- Given problem: Reproduce the listing below in full and without alteration, apart from its pictures.

- Listing:
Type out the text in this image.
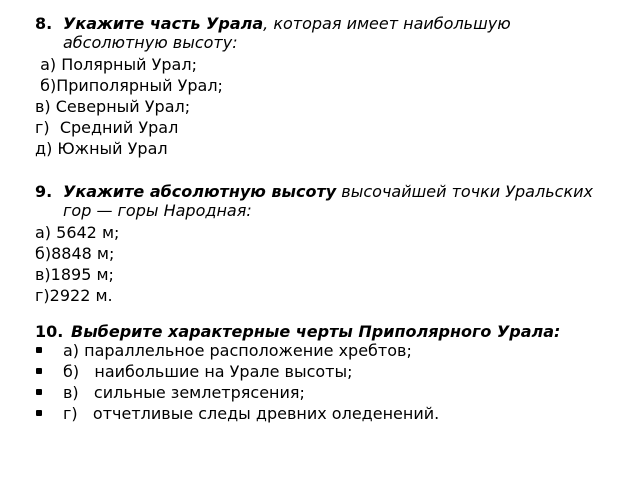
8. Укажите часть Урала, которая имеет наибольшую абсолютную высоту:
а) Полярный Урал;
б)Приполярный Урал;
в) Северный Урал;
г)  Средний Урал
д) Южный Урал
9. Укажите абсолютную высоту высочайшей точки Уральских гор — горы Народная:
а) 5642 м;
б)8848 м;
в)1895 м;
г)2922 м.
10. Выберите характерные черты Приполярного Урала:
а) параллельное расположение хребтов;
б)   наибольшие на Урале высоты;
в)   сильные землетрясения;
г)   отчетливые следы древних оледенений.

- Task result:
Type out the text in this image.
8. Укажите часть Урала, которая имеет наибольшую абсолютную высоту:
а) Полярный Урал;
б)Приполярный Урал;
в) Северный Урал;
г)  Средний Урал
д) Южный Урал
9. Укажите абсолютную высоту высочайшей точки Уральских гор — горы Народная:
а) 5642 м;
б)8848 м;
в)1895 м;
г)2922 м.
10. Выберите характерные черты Приполярного Урала:
а) параллельное расположение хребтов;
б)   наибольшие на Урале высоты;
в)   сильные землетрясения;
г)   отчетливые следы древних оледенений.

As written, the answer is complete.